▸ **AVAILABLE RECORDS**:
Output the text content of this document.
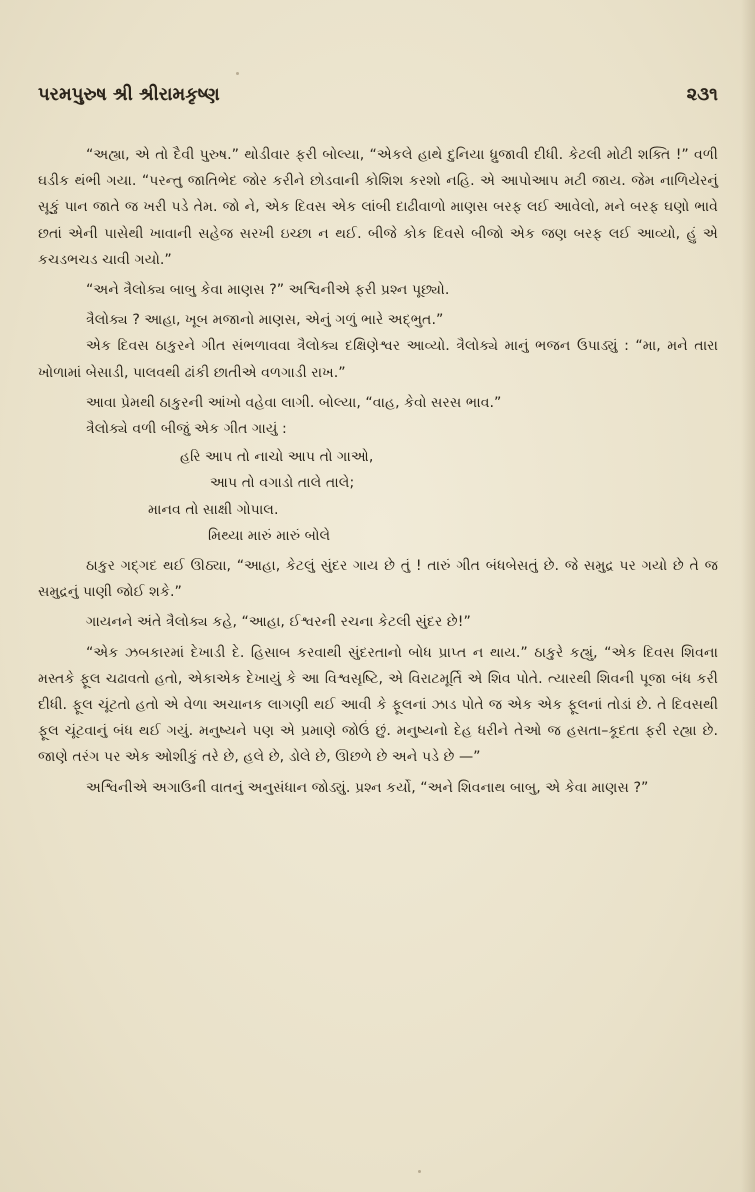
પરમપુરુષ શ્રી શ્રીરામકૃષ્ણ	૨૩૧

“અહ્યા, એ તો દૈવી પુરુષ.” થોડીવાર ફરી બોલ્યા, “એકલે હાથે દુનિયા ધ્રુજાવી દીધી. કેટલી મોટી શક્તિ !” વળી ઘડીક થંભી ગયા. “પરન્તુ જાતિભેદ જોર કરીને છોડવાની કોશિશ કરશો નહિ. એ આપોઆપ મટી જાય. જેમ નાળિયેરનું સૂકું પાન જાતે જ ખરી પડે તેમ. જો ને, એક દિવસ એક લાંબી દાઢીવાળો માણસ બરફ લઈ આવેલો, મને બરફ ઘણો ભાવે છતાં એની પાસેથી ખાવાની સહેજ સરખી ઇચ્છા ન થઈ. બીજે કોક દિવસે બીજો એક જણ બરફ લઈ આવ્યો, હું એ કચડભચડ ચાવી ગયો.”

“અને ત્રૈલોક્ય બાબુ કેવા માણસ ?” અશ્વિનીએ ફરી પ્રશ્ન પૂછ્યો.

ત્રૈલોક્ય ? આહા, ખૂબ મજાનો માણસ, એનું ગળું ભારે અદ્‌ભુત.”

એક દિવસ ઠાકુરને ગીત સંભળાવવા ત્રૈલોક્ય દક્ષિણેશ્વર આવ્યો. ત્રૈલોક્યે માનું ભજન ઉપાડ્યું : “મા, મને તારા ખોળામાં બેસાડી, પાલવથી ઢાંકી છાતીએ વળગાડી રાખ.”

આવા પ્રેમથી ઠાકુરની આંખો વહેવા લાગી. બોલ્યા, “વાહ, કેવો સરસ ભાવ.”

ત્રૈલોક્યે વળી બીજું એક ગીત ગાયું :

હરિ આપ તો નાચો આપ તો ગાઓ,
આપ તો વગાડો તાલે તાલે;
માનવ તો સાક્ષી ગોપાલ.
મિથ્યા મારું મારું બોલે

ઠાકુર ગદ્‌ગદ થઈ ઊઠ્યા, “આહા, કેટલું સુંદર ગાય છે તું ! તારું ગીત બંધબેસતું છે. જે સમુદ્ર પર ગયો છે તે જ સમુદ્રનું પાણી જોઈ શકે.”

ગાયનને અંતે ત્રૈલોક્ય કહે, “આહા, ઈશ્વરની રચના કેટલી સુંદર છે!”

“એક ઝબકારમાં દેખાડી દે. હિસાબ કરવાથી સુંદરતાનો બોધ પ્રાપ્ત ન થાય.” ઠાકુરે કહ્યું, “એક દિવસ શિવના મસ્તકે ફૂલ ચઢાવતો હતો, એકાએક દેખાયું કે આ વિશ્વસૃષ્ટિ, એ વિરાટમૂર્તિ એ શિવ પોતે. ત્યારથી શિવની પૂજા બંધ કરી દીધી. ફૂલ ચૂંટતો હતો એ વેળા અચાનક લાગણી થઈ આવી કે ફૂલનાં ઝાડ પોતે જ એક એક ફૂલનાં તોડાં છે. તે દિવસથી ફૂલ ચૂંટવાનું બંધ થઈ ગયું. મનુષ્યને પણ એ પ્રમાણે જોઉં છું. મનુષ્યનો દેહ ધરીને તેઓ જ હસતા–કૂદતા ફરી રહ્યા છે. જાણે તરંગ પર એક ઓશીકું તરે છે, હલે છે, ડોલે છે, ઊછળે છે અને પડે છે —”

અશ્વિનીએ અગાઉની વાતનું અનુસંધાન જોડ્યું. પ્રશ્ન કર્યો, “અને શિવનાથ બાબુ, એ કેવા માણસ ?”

▸ **TASK DESCRIPTION**:
Repeat the data in full and exactly. Omit pictures.

▸ **ANSWER TO THE TASK**:
Output the text content of this document.
પરમપુરુષ શ્રી શ્રીરામકૃષ્ણ	૨૩૧

“અહ્યા, એ તો દૈવી પુરુષ.” થોડીવાર ફરી બોલ્યા, “એકલે હાથે દુનિયા ધ્રુજાવી દીધી. કેટલી મોટી શક્તિ !” વળી ઘડીક થંભી ગયા. “પરન્તુ જાતિભેદ જોર કરીને છોડવાની કોશિશ કરશો નહિ. એ આપોઆપ મટી જાય. જેમ નાળિયેરનું સૂકું પાન જાતે જ ખરી પડે તેમ. જો ને, એક દિવસ એક લાંબી દાઢીવાળો માણસ બરફ લઈ આવેલો, મને બરફ ઘણો ભાવે છતાં એની પાસેથી ખાવાની સહેજ સરખી ઇચ્છા ન થઈ. બીજે કોક દિવસે બીજો એક જણ બરફ લઈ આવ્યો, હું એ કચડભચડ ચાવી ગયો.”

“અને ત્રૈલોક્ય બાબુ કેવા માણસ ?” અશ્વિનીએ ફરી પ્રશ્ન પૂછ્યો.

ત્રૈલોક્ય ? આહા, ખૂબ મજાનો માણસ, એનું ગળું ભારે અદ્‌ભુત.”

એક દિવસ ઠાકુરને ગીત સંભળાવવા ત્રૈલોક્ય દક્ષિણેશ્વર આવ્યો. ત્રૈલોક્યે માનું ભજન ઉપાડ્યું : “મા, મને તારા ખોળામાં બેસાડી, પાલવથી ઢાંકી છાતીએ વળગાડી રાખ.”

આવા પ્રેમથી ઠાકુરની આંખો વહેવા લાગી. બોલ્યા, “વાહ, કેવો સરસ ભાવ.”

ત્રૈલોક્યે વળી બીજું એક ગીત ગાયું :

હરિ આપ તો નાચો આપ તો ગાઓ,
આપ તો વગાડો તાલે તાલે;
માનવ તો સાક્ષી ગોપાલ.
મિથ્યા મારું મારું બોલે

ઠાકુર ગદ્‌ગદ થઈ ઊઠ્યા, “આહા, કેટલું સુંદર ગાય છે તું ! તારું ગીત બંધબેસતું છે. જે સમુદ્ર પર ગયો છે તે જ સમુદ્રનું પાણી જોઈ શકે.”

ગાયનને અંતે ત્રૈલોક્ય કહે, “આહા, ઈશ્વરની રચના કેટલી સુંદર છે!”

“એક ઝબકારમાં દેખાડી દે. હિસાબ કરવાથી સુંદરતાનો બોધ પ્રાપ્ત ન થાય.” ઠાકુરે કહ્યું, “એક દિવસ શિવના મસ્તકે ફૂલ ચઢાવતો હતો, એકાએક દેખાયું કે આ વિશ્વસૃષ્ટિ, એ વિરાટમૂર્તિ એ શિવ પોતે. ત્યારથી શિવની પૂજા બંધ કરી દીધી. ફૂલ ચૂંટતો હતો એ વેળા અચાનક લાગણી થઈ આવી કે ફૂલનાં ઝાડ પોતે જ એક એક ફૂલનાં તોડાં છે. તે દિવસથી ફૂલ ચૂંટવાનું બંધ થઈ ગયું. મનુષ્યને પણ એ પ્રમાણે જોઉં છું. મનુષ્યનો દેહ ધરીને તેઓ જ હસતા–કૂદતા ફરી રહ્યા છે. જાણે તરંગ પર એક ઓશીકું તરે છે, હલે છે, ડોલે છે, ઊછળે છે અને પડે છે —”

અશ્વિનીએ અગાઉની વાતનું અનુસંધાન જોડ્યું. પ્રશ્ન કર્યો, “અને શિવનાથ બાબુ, એ કેવા માણસ ?”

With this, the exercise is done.